● TEXT EXCERPT:
>>
April 29th, 2011
|03:13 am - Musings On A Surprising Revelation About Myself|
Yesterday, I was talking with Becca about an incident that happened to me 11 or 12 years ago, and realized that I hadn't mentioned it to anyone who didn't know me back then. I was walking up to see my friends Aaron and Daire, and was standing on the corner about to walk down their street. I had previously noticed that the house across the street from that corner had several Rottweilers that were mostly kept indoors. The house didn't have a fenced yard, and so I had only seen the dogs looking out through windows, on leashes, or (as was the case on that day) looking out through a screen door that had some sort of gate, so that the bottom half was closed, but the top half was open.
I thought nothing of this, until a short, skinny, and remarkably meek-looking individual walked by that house and all three dogs bounded out over the gate and surrounded him. His eyes got very large and he froze, clearly looking really terrified. Then, around 5 or 6 seconds later the dogs' owner came out and yelled at the dogs to get inside, which they cheerfully did – at this point it was clear that none of the three dogs were at all aggressive and the worst fate the guy they surrounded might have faced was an overly fierce licking.
However, the surprising part was what I did – by the time the owner came out, I had grabbed a real-estate sign, was holding it in both hands, and was literally on the verge of rushing across the street to try to drive off the dogs – I already had one foot on the street. Absolutely no thought had gone into this decision. Neither of the two people across the street noticed me. I stood there for a moment and considered what I had been doing - upon examination the sign consisted of cardboard stapled to a thin board about the width and thickness of a wooden ruler, making it a very dubious weapon, but also well better than nothing.
<<
● LIST OF TASKS:
**A.** Name every person mentioned by name in the post about the Rottweiler incident.
**B.** Continue the post about the Rottweiler incident, starting after its final sentence.

● EXCERPTED DATA:
>>
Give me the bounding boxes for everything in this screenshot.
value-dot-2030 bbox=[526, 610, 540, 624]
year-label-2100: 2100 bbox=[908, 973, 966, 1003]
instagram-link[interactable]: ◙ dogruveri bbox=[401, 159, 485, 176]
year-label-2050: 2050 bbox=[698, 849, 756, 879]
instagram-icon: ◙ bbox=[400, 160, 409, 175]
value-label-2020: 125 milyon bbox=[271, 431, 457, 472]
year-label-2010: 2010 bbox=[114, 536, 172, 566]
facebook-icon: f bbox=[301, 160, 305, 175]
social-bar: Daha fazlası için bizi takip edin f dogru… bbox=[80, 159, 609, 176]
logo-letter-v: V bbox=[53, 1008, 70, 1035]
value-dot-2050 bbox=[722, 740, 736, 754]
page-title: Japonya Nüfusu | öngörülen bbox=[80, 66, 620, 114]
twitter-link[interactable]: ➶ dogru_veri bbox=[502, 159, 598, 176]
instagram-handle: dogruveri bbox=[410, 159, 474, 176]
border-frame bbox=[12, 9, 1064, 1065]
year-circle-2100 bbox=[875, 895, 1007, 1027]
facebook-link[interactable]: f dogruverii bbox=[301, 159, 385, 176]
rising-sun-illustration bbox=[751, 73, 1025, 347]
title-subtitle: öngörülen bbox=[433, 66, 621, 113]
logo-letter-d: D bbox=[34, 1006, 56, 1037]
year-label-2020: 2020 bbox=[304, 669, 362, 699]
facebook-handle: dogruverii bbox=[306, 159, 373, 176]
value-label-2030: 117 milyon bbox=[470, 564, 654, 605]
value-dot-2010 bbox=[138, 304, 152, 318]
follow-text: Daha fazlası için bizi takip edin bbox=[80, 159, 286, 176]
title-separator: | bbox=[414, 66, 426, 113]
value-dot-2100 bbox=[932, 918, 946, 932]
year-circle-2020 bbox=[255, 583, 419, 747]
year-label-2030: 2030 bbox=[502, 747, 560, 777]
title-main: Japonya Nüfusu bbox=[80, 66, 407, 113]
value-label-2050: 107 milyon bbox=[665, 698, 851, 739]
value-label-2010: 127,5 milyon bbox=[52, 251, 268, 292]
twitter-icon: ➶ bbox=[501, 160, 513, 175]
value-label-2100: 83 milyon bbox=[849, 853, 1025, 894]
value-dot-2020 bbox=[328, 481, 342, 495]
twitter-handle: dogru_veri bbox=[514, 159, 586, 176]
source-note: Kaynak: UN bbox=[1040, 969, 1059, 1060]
<<
● RESULTS:
**A.** Becca, Aaron, Daire

**B.**
I was very pleased that my instincts had been to grab a weapon and was fairly surprised that my instinct was to almost instantly rush to a complete stranger's defense. I definitely don't think of myself as that sort of person, but this is the only incident where I've been put in a position like that, and I most definitely am. I like to think that if the risk was substantially greater – instead of dogs there was a person with a gun or a house completely engulfed in flames, that I would not put my life seriously at risk in an unthinking attempt at heroism.
In any case, that's one of the few moments in my life where my reactions genuinely surprised me. I know that I enjoy helping people I care about and in a mild crisis, like a car overheating or an overturned canoe in relatively shallow, but very cold water, I react well, especially if there is someone I care about who is dealing with the situation less well. However, I rarely interact with strangers in anything but fairly formalized circumstances, like dealing with clerks in a shop, but I definitely have the impulse to help others. Alice was a bit surprised about this incident, and Becca's comment to her about this and about me was perhaps quite accurate "John says he only really concerns himself with people he knows and cares about, but it looks more like he only really concerns himself with people he cares about and people who he can immediately see." []
So, what unexpected revelations have any of you learned about yourselves?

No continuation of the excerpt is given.